* [TASK INSTRUCTIONS] Will you extract the entries word for word? Images should not appear in the copy.
------------------------------------
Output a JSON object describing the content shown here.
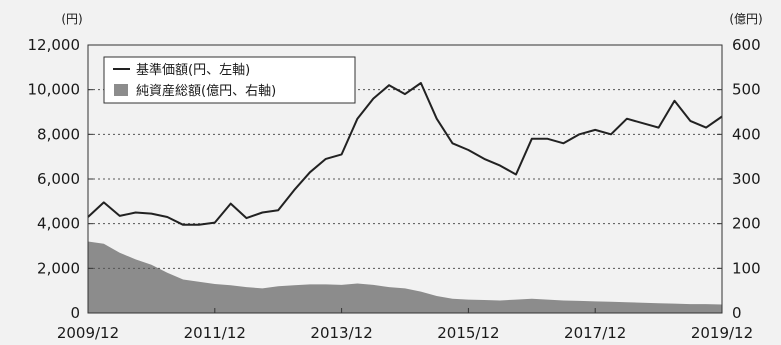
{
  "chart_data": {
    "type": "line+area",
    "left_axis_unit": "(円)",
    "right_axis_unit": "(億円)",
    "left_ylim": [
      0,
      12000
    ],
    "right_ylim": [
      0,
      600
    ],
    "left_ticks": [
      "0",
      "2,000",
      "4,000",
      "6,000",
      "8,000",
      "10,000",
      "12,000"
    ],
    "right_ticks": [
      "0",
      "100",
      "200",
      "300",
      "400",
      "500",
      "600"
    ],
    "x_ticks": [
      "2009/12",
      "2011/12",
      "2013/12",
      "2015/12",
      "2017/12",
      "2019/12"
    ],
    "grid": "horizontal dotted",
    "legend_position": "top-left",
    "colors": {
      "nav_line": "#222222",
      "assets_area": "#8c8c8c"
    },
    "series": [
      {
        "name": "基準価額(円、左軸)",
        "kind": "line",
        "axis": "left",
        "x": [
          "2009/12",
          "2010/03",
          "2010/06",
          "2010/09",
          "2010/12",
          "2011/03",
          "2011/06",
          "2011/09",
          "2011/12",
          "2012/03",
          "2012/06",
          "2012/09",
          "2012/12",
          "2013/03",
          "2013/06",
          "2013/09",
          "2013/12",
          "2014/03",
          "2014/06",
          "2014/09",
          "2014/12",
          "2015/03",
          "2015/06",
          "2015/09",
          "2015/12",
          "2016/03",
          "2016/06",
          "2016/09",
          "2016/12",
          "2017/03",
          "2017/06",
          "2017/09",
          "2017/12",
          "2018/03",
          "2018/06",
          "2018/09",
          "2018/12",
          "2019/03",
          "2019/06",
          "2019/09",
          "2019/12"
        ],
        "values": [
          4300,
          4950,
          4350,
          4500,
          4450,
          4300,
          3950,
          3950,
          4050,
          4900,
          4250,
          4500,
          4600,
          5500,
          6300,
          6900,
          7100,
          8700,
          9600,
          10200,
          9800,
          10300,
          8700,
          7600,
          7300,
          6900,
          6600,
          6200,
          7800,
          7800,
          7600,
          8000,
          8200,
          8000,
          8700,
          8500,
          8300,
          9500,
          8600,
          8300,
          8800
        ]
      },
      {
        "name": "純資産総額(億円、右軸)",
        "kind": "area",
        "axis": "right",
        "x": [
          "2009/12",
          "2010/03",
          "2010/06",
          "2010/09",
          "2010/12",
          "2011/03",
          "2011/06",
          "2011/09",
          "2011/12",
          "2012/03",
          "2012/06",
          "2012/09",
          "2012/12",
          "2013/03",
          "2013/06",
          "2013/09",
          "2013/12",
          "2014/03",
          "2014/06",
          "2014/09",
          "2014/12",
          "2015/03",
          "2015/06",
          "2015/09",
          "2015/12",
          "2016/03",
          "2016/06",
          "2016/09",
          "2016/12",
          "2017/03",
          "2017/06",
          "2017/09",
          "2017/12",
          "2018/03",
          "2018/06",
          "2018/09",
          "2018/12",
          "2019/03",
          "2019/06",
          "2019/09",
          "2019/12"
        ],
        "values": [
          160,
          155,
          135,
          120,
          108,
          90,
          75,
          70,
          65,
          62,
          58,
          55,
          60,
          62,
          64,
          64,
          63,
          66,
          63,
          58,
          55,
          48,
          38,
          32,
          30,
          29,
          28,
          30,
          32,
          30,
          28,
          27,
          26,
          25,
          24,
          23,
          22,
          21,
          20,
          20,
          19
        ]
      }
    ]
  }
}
------------------------------------
* [OUTPUT OF THE EXERCISE]
Output a JSON object describing the content shown here.
{
  "chart_data": {
    "type": "line+area",
    "left_axis_unit": "(円)",
    "right_axis_unit": "(億円)",
    "left_ylim": [
      0,
      12000
    ],
    "right_ylim": [
      0,
      600
    ],
    "left_ticks": [
      "0",
      "2,000",
      "4,000",
      "6,000",
      "8,000",
      "10,000",
      "12,000"
    ],
    "right_ticks": [
      "0",
      "100",
      "200",
      "300",
      "400",
      "500",
      "600"
    ],
    "x_ticks": [
      "2009/12",
      "2011/12",
      "2013/12",
      "2015/12",
      "2017/12",
      "2019/12"
    ],
    "grid": "horizontal dotted",
    "legend_position": "top-left",
    "colors": {
      "nav_line": "#222222",
      "assets_area": "#8c8c8c"
    },
    "series": [
      {
        "name": "基準価額(円、左軸)",
        "kind": "line",
        "axis": "left",
        "x": [
          "2009/12",
          "2010/03",
          "2010/06",
          "2010/09",
          "2010/12",
          "2011/03",
          "2011/06",
          "2011/09",
          "2011/12",
          "2012/03",
          "2012/06",
          "2012/09",
          "2012/12",
          "2013/03",
          "2013/06",
          "2013/09",
          "2013/12",
          "2014/03",
          "2014/06",
          "2014/09",
          "2014/12",
          "2015/03",
          "2015/06",
          "2015/09",
          "2015/12",
          "2016/03",
          "2016/06",
          "2016/09",
          "2016/12",
          "2017/03",
          "2017/06",
          "2017/09",
          "2017/12",
          "2018/03",
          "2018/06",
          "2018/09",
          "2018/12",
          "2019/03",
          "2019/06",
          "2019/09",
          "2019/12"
        ],
        "values": [
          4300,
          4950,
          4350,
          4500,
          4450,
          4300,
          3950,
          3950,
          4050,
          4900,
          4250,
          4500,
          4600,
          5500,
          6300,
          6900,
          7100,
          8700,
          9600,
          10200,
          9800,
          10300,
          8700,
          7600,
          7300,
          6900,
          6600,
          6200,
          7800,
          7800,
          7600,
          8000,
          8200,
          8000,
          8700,
          8500,
          8300,
          9500,
          8600,
          8300,
          8800
        ]
      },
      {
        "name": "純資産総額(億円、右軸)",
        "kind": "area",
        "axis": "right",
        "x": [
          "2009/12",
          "2010/03",
          "2010/06",
          "2010/09",
          "2010/12",
          "2011/03",
          "2011/06",
          "2011/09",
          "2011/12",
          "2012/03",
          "2012/06",
          "2012/09",
          "2012/12",
          "2013/03",
          "2013/06",
          "2013/09",
          "2013/12",
          "2014/03",
          "2014/06",
          "2014/09",
          "2014/12",
          "2015/03",
          "2015/06",
          "2015/09",
          "2015/12",
          "2016/03",
          "2016/06",
          "2016/09",
          "2016/12",
          "2017/03",
          "2017/06",
          "2017/09",
          "2017/12",
          "2018/03",
          "2018/06",
          "2018/09",
          "2018/12",
          "2019/03",
          "2019/06",
          "2019/09",
          "2019/12"
        ],
        "values": [
          160,
          155,
          135,
          120,
          108,
          90,
          75,
          70,
          65,
          62,
          58,
          55,
          60,
          62,
          64,
          64,
          63,
          66,
          63,
          58,
          55,
          48,
          38,
          32,
          30,
          29,
          28,
          30,
          32,
          30,
          28,
          27,
          26,
          25,
          24,
          23,
          22,
          21,
          20,
          20,
          19
        ]
      }
    ]
  }
}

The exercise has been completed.